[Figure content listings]
━━━━━━━━━━━━━━━━━━━━━━━━━━━━━━
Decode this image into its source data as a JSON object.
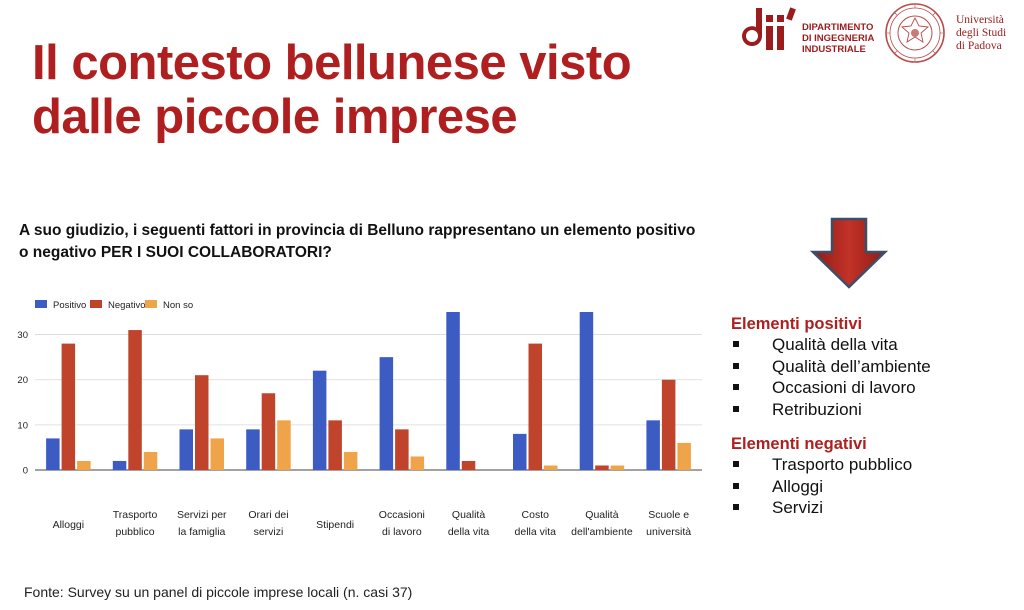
{
  "title": {
    "line1": "Il contesto bellunese visto",
    "line2": "dalle piccole imprese"
  },
  "logos": {
    "dii_mark": "dii",
    "department": [
      "DIPARTIMENTO",
      "DI INGEGNERIA",
      "INDUSTRIALE"
    ],
    "university": [
      "Università",
      "degli Studi",
      "di Padova"
    ]
  },
  "question": {
    "line1": "A suo giudizio, i seguenti fattori in provincia di Belluno rappresentano un elemento positivo",
    "line2_prefix": "o negativo ",
    "line2_bold": "PER I SUOI COLLABORATORI?"
  },
  "chart_data": {
    "type": "bar",
    "categories": [
      [
        "Alloggi"
      ],
      [
        "Trasporto",
        "pubblico"
      ],
      [
        "Servizi per",
        "la famiglia"
      ],
      [
        "Orari dei",
        "servizi"
      ],
      [
        "Stipendi"
      ],
      [
        "Occasioni",
        "di lavoro"
      ],
      [
        "Qualità",
        "della vita"
      ],
      [
        "Costo",
        "della vita"
      ],
      [
        "Qualità",
        "dell'ambiente"
      ],
      [
        "Scuole e",
        "università"
      ]
    ],
    "series": [
      {
        "name": "Positivo",
        "color": "#3c5cc4",
        "values": [
          7,
          2,
          9,
          9,
          22,
          25,
          35,
          8,
          35,
          11
        ]
      },
      {
        "name": "Negativo",
        "color": "#c0442c",
        "values": [
          28,
          31,
          21,
          17,
          11,
          9,
          2,
          28,
          1,
          20
        ]
      },
      {
        "name": "Non so",
        "color": "#f0a44a",
        "values": [
          2,
          4,
          7,
          11,
          4,
          3,
          0,
          1,
          1,
          6
        ]
      }
    ],
    "y_ticks": [
      0,
      10,
      20,
      30
    ],
    "ylim": [
      0,
      35
    ],
    "grid": true,
    "legend_position": "top-left"
  },
  "positives": {
    "heading": "Elementi positivi",
    "items": [
      "Qualità della vita",
      "Qualità dell’ambiente",
      "Occasioni di lavoro",
      "Retribuzioni"
    ]
  },
  "negatives": {
    "heading": "Elementi negativi",
    "items": [
      "Trasporto pubblico",
      "Alloggi",
      "Servizi"
    ]
  },
  "source": "Fonte: Survey su un panel di piccole imprese locali (n. casi 37)",
  "colors": {
    "title": "#b01f1f",
    "arrow_fill": "#b72b22",
    "arrow_stroke": "#3b4f6b"
  }
}
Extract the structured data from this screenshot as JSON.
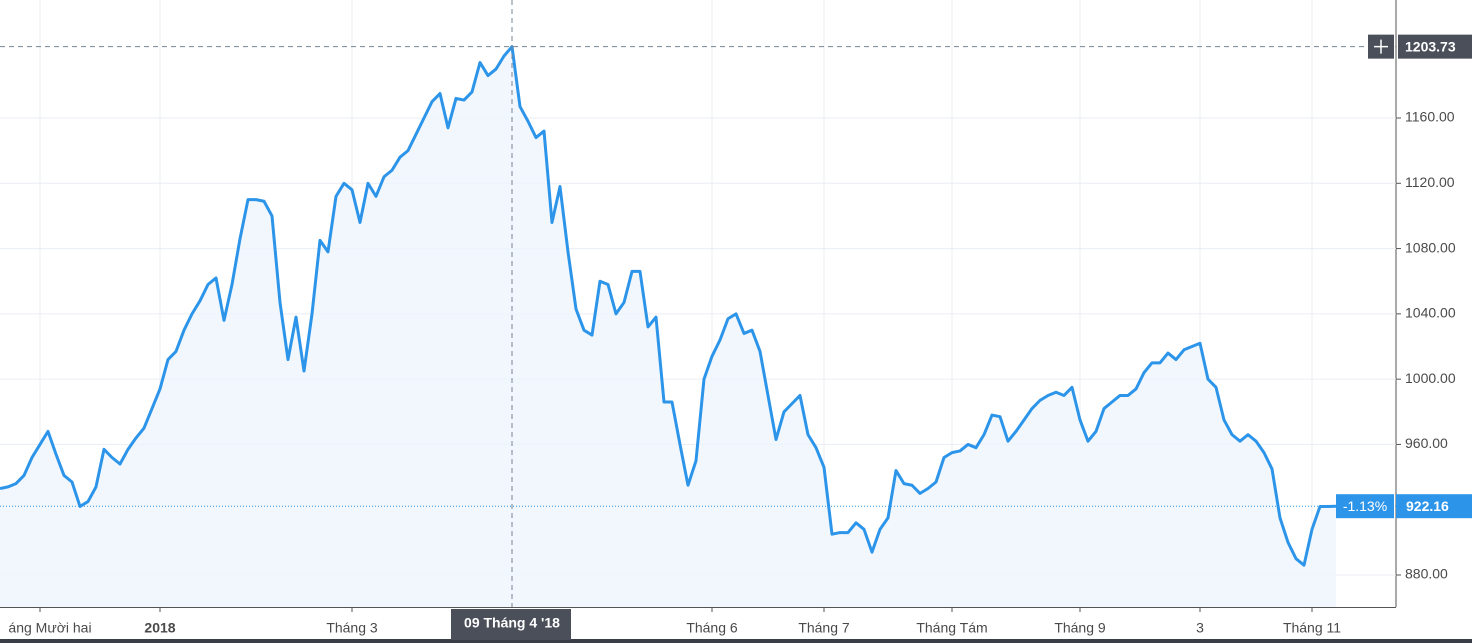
{
  "chart_data": {
    "type": "line",
    "color": "#2d95e9",
    "fill": "#eef5fd",
    "grid": true,
    "values": [
      933,
      934,
      936,
      941,
      952,
      960,
      968,
      954,
      941,
      937,
      922,
      925,
      934,
      957,
      952,
      948,
      957,
      964,
      970,
      982,
      994,
      1012,
      1017,
      1030,
      1040,
      1048,
      1058,
      1062,
      1036,
      1058,
      1086,
      1110,
      1110,
      1109,
      1100,
      1047,
      1012,
      1038,
      1005,
      1040,
      1085,
      1078,
      1112,
      1120,
      1116,
      1096,
      1120,
      1112,
      1124,
      1128,
      1136,
      1140,
      1150,
      1160,
      1170,
      1175,
      1154,
      1172,
      1171,
      1176,
      1194,
      1186,
      1190,
      1198,
      1203.73,
      1167,
      1158,
      1148,
      1152,
      1096,
      1118,
      1078,
      1043,
      1030,
      1027,
      1060,
      1058,
      1040,
      1047,
      1066,
      1066,
      1032,
      1038,
      986,
      986,
      960,
      935,
      950,
      1000,
      1014,
      1024,
      1037,
      1040,
      1028,
      1030,
      1017,
      990,
      963,
      980,
      985,
      990,
      966,
      958,
      946,
      905,
      906,
      906,
      912,
      908,
      894,
      908,
      915,
      944,
      936,
      935,
      930,
      933,
      937,
      952,
      955,
      956,
      960,
      958,
      966,
      978,
      977,
      962,
      968,
      975,
      982,
      987,
      990,
      992,
      990,
      995,
      975,
      962,
      968,
      982,
      986,
      990,
      990,
      994,
      1004,
      1010,
      1010,
      1016,
      1012,
      1018,
      1020,
      1022,
      1000,
      995,
      975,
      966,
      962,
      966,
      962,
      955,
      945,
      915,
      900,
      890,
      886,
      908,
      922,
      922,
      922.16
    ],
    "categories": [
      null,
      null,
      null,
      null,
      null,
      "áng Mười hai",
      null,
      null,
      null,
      null,
      null,
      null,
      null,
      null,
      null,
      null,
      null,
      null,
      null,
      null,
      "2018",
      null,
      null,
      null,
      null,
      null,
      null,
      null,
      null,
      null,
      null,
      null,
      null,
      null,
      null,
      null,
      null,
      null,
      null,
      null,
      null,
      null,
      null,
      null,
      "Tháng 3",
      null,
      null,
      null,
      null,
      null,
      null,
      null,
      null,
      null,
      null,
      null,
      null,
      null,
      null,
      null,
      null,
      null,
      null,
      null,
      null,
      null,
      null,
      null,
      null,
      null,
      null,
      null,
      null,
      null,
      null,
      null,
      null,
      null,
      null,
      null,
      null,
      null,
      null,
      null,
      null,
      null,
      null,
      null,
      null,
      "Tháng 6",
      null,
      null,
      null,
      null,
      null,
      null,
      null,
      null,
      null,
      null,
      null,
      null,
      null,
      "Tháng 7",
      null,
      null,
      null,
      null,
      null,
      null,
      null,
      null,
      null,
      null,
      null,
      null,
      null,
      null,
      null,
      "Tháng Tám",
      null,
      null,
      null,
      null,
      null,
      null,
      null,
      null,
      null,
      null,
      null,
      null,
      null,
      null,
      null,
      "Tháng 9",
      null,
      null,
      null,
      null,
      null,
      null,
      null,
      null,
      null,
      null,
      null,
      null,
      null,
      null,
      "3",
      null,
      null,
      null,
      null,
      null,
      null,
      null,
      null,
      null,
      null,
      null,
      null,
      null,
      "Tháng 11",
      null,
      null,
      null
    ],
    "ylim": [
      860.4,
      1232.3
    ],
    "yticks": [
      {
        "value": 880,
        "label": "880.00"
      },
      {
        "value": 960,
        "label": "960.00"
      },
      {
        "value": 1000,
        "label": "1000.00"
      },
      {
        "value": 1040,
        "label": "1040.00"
      },
      {
        "value": 1080,
        "label": "1080.00"
      },
      {
        "value": 1120,
        "label": "1120.00"
      },
      {
        "value": 1160,
        "label": "1160.00"
      }
    ],
    "crosshair": {
      "x_label": "09 Tháng 4 '18",
      "y": 1203.73
    },
    "change": {
      "value": -1.13,
      "label": "-1.13%"
    }
  }
}
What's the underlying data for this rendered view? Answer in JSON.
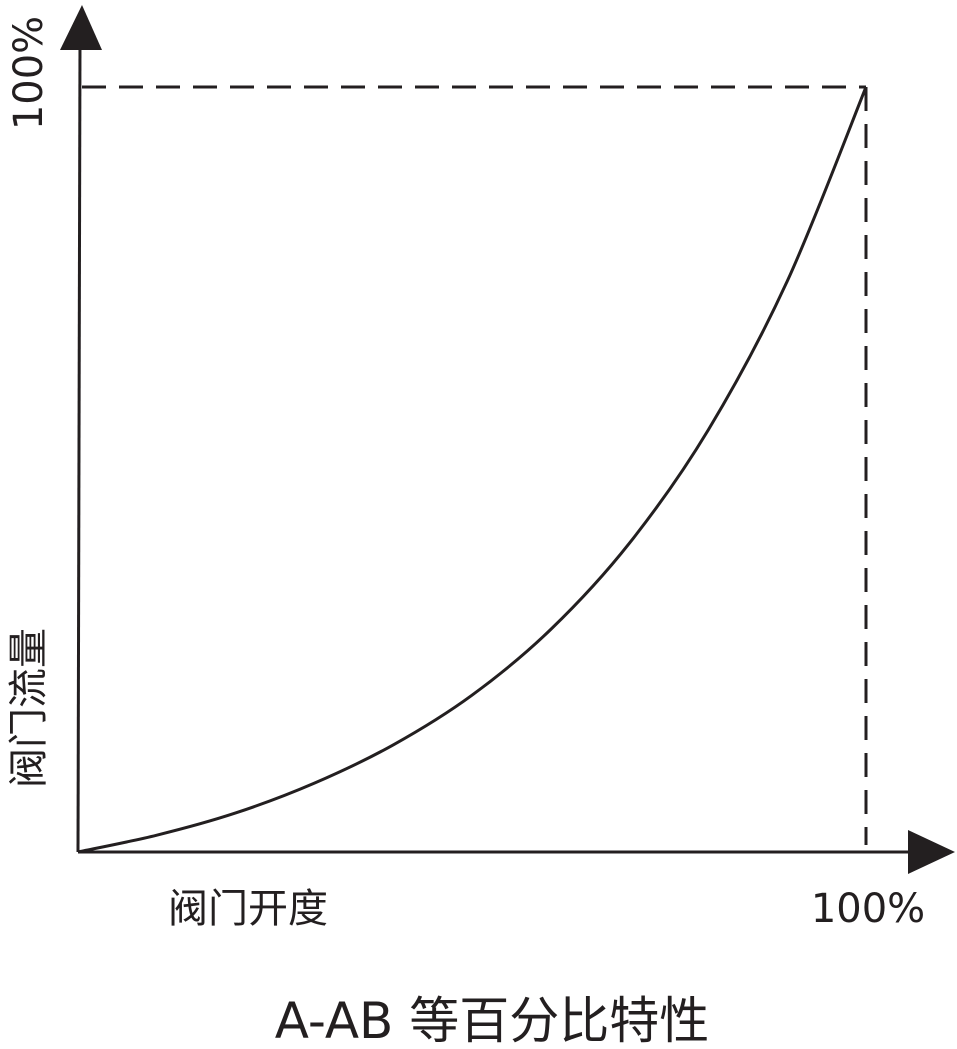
{
  "chart_data": {
    "type": "line",
    "title": "A-AB 等百分比特性",
    "xlabel": "阀门开度",
    "ylabel": "阀门流量",
    "x_tick_labels": [
      "100%"
    ],
    "y_tick_labels": [
      "100%"
    ],
    "xlim": [
      0,
      100
    ],
    "ylim": [
      0,
      100
    ],
    "grid": false,
    "reference_lines": "dashed lines at x=100% and y=100%",
    "series": [
      {
        "x": [
          0,
          10,
          20,
          30,
          40,
          50,
          60,
          70,
          80,
          90,
          100
        ],
        "y": [
          0,
          2.2,
          5.1,
          9.0,
          14.0,
          20.5,
          29.1,
          40.4,
          55.2,
          74.6,
          100
        ]
      }
    ],
    "colors": {
      "line": "#231f20",
      "background": "#ffffff"
    }
  }
}
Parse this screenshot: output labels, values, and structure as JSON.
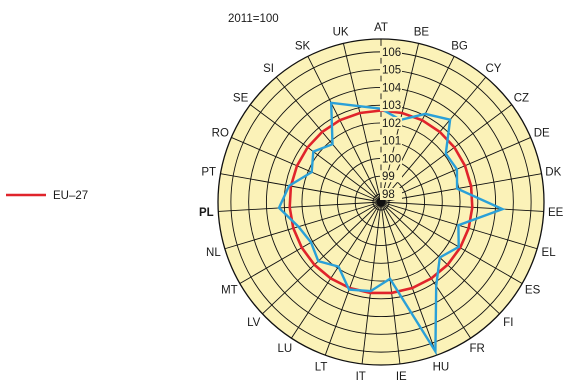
{
  "chart_data": {
    "type": "radar",
    "title": "2011=100",
    "categories": [
      "AT",
      "BE",
      "BG",
      "CY",
      "CZ",
      "DE",
      "DK",
      "EE",
      "EL",
      "ES",
      "FI",
      "FR",
      "HU",
      "IE",
      "IT",
      "LT",
      "LU",
      "LV",
      "MT",
      "NL",
      "PL",
      "PT",
      "RO",
      "SE",
      "SI",
      "SK",
      "UK"
    ],
    "highlight_category": "PL",
    "r_ticks": [
      98,
      99,
      100,
      101,
      102,
      103,
      104,
      105,
      106
    ],
    "r_range": [
      98,
      106.5
    ],
    "series": [
      {
        "name": "EU–27",
        "color": "#e0242b",
        "values": [
          102.7,
          102.7,
          102.7,
          102.7,
          102.7,
          102.7,
          102.7,
          102.7,
          102.7,
          102.7,
          102.7,
          102.7,
          102.7,
          102.7,
          102.7,
          102.7,
          102.7,
          102.7,
          102.7,
          102.7,
          102.7,
          102.7,
          102.7,
          102.7,
          102.7,
          102.7,
          102.7
        ]
      },
      {
        "name": "",
        "color": "#2aa0d8",
        "values": [
          102.8,
          102.3,
          103.1,
          103.6,
          102.1,
          102.2,
          101.9,
          104.4,
          102.1,
          102.6,
          102.1,
          103.2,
          106.5,
          101.9,
          102.6,
          102.8,
          101.9,
          102.4,
          102.1,
          102.4,
          103.3,
          102.8,
          101.8,
          102.3,
          101.8,
          103.8,
          103.1
        ]
      }
    ],
    "legend": {
      "placement": "left",
      "entries": [
        "EU–27"
      ]
    },
    "grid": true,
    "background_color": "#fbf2b8"
  }
}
━━━━━━━━━━━━━━━━━━━━━━━━━━━━━━
**The task:**
Find every line in the records that contains the word "name"; copy those lines.

**Task output:**
        "name": "Positivo",
        "name": "Negativo",
        "name": "Non so",
        "name": "EU–27",
        "name": "",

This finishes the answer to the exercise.